*** Supplied material ***

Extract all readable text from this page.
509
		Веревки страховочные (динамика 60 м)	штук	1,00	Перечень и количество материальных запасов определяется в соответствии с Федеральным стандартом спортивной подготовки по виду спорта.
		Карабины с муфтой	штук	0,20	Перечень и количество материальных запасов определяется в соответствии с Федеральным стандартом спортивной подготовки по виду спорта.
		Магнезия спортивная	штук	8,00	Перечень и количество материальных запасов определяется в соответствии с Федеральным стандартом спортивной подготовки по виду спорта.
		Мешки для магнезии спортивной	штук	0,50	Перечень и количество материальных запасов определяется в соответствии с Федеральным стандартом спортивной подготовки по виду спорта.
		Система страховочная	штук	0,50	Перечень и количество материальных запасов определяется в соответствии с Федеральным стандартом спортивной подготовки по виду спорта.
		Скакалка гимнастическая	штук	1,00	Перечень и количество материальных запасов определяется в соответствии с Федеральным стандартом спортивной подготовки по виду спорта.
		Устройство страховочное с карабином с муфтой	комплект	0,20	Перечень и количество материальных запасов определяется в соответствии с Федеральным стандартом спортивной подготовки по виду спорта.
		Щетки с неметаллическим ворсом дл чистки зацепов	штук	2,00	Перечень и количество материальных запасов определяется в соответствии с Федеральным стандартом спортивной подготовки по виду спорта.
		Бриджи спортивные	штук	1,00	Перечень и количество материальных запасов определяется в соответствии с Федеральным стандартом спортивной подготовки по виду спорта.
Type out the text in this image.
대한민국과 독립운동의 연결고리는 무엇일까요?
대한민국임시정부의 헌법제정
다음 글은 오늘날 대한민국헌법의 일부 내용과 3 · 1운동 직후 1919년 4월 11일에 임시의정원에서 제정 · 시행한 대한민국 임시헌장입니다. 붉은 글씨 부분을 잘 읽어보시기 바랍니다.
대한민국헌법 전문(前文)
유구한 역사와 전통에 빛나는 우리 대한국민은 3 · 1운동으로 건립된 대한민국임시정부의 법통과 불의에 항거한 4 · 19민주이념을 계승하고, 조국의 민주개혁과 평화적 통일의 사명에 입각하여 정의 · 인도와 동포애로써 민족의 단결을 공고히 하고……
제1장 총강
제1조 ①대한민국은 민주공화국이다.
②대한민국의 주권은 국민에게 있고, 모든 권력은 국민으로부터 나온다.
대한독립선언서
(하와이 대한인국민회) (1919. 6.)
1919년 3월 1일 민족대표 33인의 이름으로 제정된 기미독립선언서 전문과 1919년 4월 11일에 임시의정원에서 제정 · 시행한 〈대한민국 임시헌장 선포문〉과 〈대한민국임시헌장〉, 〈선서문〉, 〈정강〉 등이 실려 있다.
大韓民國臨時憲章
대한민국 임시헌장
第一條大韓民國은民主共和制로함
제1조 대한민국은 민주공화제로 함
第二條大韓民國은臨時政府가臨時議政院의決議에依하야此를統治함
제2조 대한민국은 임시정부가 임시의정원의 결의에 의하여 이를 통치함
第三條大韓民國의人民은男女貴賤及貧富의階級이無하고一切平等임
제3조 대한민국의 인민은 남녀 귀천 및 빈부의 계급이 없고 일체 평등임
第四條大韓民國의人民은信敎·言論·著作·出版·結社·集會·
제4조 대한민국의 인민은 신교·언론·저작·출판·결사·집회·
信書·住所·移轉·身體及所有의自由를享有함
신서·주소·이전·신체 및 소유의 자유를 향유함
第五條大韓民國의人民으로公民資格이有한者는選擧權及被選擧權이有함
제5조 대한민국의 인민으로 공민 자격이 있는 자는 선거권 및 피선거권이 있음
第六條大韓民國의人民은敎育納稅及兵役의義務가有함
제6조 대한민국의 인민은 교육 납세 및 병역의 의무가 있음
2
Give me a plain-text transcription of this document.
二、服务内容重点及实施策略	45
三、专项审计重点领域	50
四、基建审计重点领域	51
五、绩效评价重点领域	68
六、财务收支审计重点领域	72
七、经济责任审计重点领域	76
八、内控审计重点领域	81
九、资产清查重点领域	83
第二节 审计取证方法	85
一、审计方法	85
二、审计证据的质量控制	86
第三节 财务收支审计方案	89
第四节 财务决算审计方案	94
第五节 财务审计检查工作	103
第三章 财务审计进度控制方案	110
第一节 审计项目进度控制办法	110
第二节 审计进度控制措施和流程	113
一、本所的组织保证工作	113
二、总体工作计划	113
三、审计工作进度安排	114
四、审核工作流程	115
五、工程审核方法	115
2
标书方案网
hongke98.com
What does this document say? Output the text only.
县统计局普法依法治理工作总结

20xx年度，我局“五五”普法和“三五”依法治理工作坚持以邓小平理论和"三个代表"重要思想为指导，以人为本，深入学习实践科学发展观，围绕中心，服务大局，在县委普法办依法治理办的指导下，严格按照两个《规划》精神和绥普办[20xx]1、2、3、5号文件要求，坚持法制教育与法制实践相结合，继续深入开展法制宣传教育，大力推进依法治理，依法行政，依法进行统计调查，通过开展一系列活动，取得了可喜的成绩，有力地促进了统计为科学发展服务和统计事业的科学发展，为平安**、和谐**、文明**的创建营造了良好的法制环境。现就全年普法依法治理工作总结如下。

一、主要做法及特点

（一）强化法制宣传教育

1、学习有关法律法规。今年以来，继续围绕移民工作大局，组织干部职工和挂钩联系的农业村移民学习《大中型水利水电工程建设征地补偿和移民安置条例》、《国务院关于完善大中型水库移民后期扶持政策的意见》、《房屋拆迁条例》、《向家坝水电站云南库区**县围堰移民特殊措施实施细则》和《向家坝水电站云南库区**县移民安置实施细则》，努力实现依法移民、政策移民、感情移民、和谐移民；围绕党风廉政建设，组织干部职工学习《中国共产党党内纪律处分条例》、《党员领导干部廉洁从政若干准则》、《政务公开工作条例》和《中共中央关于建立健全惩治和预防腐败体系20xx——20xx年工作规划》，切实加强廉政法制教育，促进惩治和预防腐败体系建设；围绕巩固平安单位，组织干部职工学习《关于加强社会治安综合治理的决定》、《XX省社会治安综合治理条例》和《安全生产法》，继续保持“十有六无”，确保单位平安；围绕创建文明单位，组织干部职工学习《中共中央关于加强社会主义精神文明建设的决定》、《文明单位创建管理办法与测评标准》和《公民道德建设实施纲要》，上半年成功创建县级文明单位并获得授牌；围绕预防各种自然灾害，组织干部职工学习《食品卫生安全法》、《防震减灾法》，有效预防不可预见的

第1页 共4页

***

▸ What the task requires
Repeat, without change, each line of the data above from the one that contains "What does this" through the final line, counting both.

▸ Response
What does this document say? Output the text only.
县统计局普法依法治理工作总结

20xx年度，我局“五五”普法和“三五”依法治理工作坚持以邓小平理论和"三个代表"重要思想为指导，以人为本，深入学习实践科学发展观，围绕中心，服务大局，在县委普法办依法治理办的指导下，严格按照两个《规划》精神和绥普办[20xx]1、2、3、5号文件要求，坚持法制教育与法制实践相结合，继续深入开展法制宣传教育，大力推进依法治理，依法行政，依法进行统计调查，通过开展一系列活动，取得了可喜的成绩，有力地促进了统计为科学发展服务和统计事业的科学发展，为平安**、和谐**、文明**的创建营造了良好的法制环境。现就全年普法依法治理工作总结如下。

一、主要做法及特点

（一）强化法制宣传教育

1、学习有关法律法规。今年以来，继续围绕移民工作大局，组织干部职工和挂钩联系的农业村移民学习《大中型水利水电工程建设征地补偿和移民安置条例》、《国务院关于完善大中型水库移民后期扶持政策的意见》、《房屋拆迁条例》、《向家坝水电站云南库区**县围堰移民特殊措施实施细则》和《向家坝水电站云南库区**县移民安置实施细则》，努力实现依法移民、政策移民、感情移民、和谐移民；围绕党风廉政建设，组织干部职工学习《中国共产党党内纪律处分条例》、《党员领导干部廉洁从政若干准则》、《政务公开工作条例》和《中共中央关于建立健全惩治和预防腐败体系20xx——20xx年工作规划》，切实加强廉政法制教育，促进惩治和预防腐败体系建设；围绕巩固平安单位，组织干部职工学习《关于加强社会治安综合治理的决定》、《XX省社会治安综合治理条例》和《安全生产法》，继续保持“十有六无”，确保单位平安；围绕创建文明单位，组织干部职工学习《中共中央关于加强社会主义精神文明建设的决定》、《文明单位创建管理办法与测评标准》和《公民道德建设实施纲要》，上半年成功创建县级文明单位并获得授牌；围绕预防各种自然灾害，组织干部职工学习《食品卫生安全法》、《防震减灾法》，有效预防不可预见的

第1页 共4页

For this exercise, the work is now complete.